-- Start SOURCE RECORDS --

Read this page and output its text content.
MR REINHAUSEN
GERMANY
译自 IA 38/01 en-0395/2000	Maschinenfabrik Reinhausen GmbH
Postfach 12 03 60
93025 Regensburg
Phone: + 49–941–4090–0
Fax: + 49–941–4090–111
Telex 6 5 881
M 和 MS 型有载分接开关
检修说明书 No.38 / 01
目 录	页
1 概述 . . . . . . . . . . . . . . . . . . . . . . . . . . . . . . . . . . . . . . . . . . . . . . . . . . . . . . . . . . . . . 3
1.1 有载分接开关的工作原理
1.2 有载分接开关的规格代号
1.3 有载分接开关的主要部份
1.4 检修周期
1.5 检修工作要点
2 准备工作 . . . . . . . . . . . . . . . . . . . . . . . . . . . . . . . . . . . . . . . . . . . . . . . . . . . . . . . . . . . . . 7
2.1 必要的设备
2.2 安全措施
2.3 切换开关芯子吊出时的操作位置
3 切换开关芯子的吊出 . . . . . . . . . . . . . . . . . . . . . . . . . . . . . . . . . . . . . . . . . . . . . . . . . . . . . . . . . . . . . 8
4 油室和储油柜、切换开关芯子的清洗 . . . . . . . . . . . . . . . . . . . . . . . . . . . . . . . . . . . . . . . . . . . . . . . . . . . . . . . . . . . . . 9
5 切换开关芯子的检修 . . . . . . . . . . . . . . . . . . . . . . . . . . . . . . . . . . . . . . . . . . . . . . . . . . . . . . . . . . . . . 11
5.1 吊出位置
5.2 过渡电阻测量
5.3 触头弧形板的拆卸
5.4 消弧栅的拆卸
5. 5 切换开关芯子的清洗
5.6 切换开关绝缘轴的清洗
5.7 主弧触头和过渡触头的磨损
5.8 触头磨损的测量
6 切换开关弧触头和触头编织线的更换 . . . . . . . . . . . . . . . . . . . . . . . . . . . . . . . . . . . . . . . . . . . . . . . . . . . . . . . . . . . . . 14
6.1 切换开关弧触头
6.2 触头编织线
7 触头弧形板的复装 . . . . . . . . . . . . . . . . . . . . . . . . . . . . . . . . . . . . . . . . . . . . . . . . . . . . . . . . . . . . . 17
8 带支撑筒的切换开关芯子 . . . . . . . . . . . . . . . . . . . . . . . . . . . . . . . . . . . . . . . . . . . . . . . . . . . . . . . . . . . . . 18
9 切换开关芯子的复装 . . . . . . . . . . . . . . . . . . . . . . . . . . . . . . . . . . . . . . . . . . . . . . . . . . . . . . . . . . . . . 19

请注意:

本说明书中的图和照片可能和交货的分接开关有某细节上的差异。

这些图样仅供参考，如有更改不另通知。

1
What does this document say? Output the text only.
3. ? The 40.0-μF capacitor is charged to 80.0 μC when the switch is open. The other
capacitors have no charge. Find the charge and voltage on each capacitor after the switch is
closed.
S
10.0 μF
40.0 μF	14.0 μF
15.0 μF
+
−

-- End SOURCE RECORDS --

EXERCISE: From the records above, please extract every line and repeat it exactly.

THE ANSWER:
Read this page and output its text content.
MR REINHAUSEN
GERMANY
译自 IA 38/01 en-0395/2000	Maschinenfabrik Reinhausen GmbH
Postfach 12 03 60
93025 Regensburg
Phone: + 49–941–4090–0
Fax: + 49–941–4090–111
Telex 6 5 881
M 和 MS 型有载分接开关
检修说明书 No.38 / 01
目 录	页
1 概述 . . . . . . . . . . . . . . . . . . . . . . . . . . . . . . . . . . . . . . . . . . . . . . . . . . . . . . . . . . . . . 3
1.1 有载分接开关的工作原理
1.2 有载分接开关的规格代号
1.3 有载分接开关的主要部份
1.4 检修周期
1.5 检修工作要点
2 准备工作 . . . . . . . . . . . . . . . . . . . . . . . . . . . . . . . . . . . . . . . . . . . . . . . . . . . . . . . . . . . . . 7
2.1 必要的设备
2.2 安全措施
2.3 切换开关芯子吊出时的操作位置
3 切换开关芯子的吊出 . . . . . . . . . . . . . . . . . . . . . . . . . . . . . . . . . . . . . . . . . . . . . . . . . . . . . . . . . . . . . 8
4 油室和储油柜、切换开关芯子的清洗 . . . . . . . . . . . . . . . . . . . . . . . . . . . . . . . . . . . . . . . . . . . . . . . . . . . . . . . . . . . . . 9
5 切换开关芯子的检修 . . . . . . . . . . . . . . . . . . . . . . . . . . . . . . . . . . . . . . . . . . . . . . . . . . . . . . . . . . . . . 11
5.1 吊出位置
5.2 过渡电阻测量
5.3 触头弧形板的拆卸
5.4 消弧栅的拆卸
5. 5 切换开关芯子的清洗
5.6 切换开关绝缘轴的清洗
5.7 主弧触头和过渡触头的磨损
5.8 触头磨损的测量
6 切换开关弧触头和触头编织线的更换 . . . . . . . . . . . . . . . . . . . . . . . . . . . . . . . . . . . . . . . . . . . . . . . . . . . . . . . . . . . . . 14
6.1 切换开关弧触头
6.2 触头编织线
7 触头弧形板的复装 . . . . . . . . . . . . . . . . . . . . . . . . . . . . . . . . . . . . . . . . . . . . . . . . . . . . . . . . . . . . . 17
8 带支撑筒的切换开关芯子 . . . . . . . . . . . . . . . . . . . . . . . . . . . . . . . . . . . . . . . . . . . . . . . . . . . . . . . . . . . . . 18
9 切换开关芯子的复装 . . . . . . . . . . . . . . . . . . . . . . . . . . . . . . . . . . . . . . . . . . . . . . . . . . . . . . . . . . . . . 19

请注意:

本说明书中的图和照片可能和交货的分接开关有某细节上的差异。

这些图样仅供参考，如有更改不另通知。

1
What does this document say? Output the text only.
3. ? The 40.0-μF capacitor is charged to 80.0 μC when the switch is open. The other
capacitors have no charge. Find the charge and voltage on each capacitor after the switch is
closed.
S
10.0 μF
40.0 μF	14.0 μF
15.0 μF
+
−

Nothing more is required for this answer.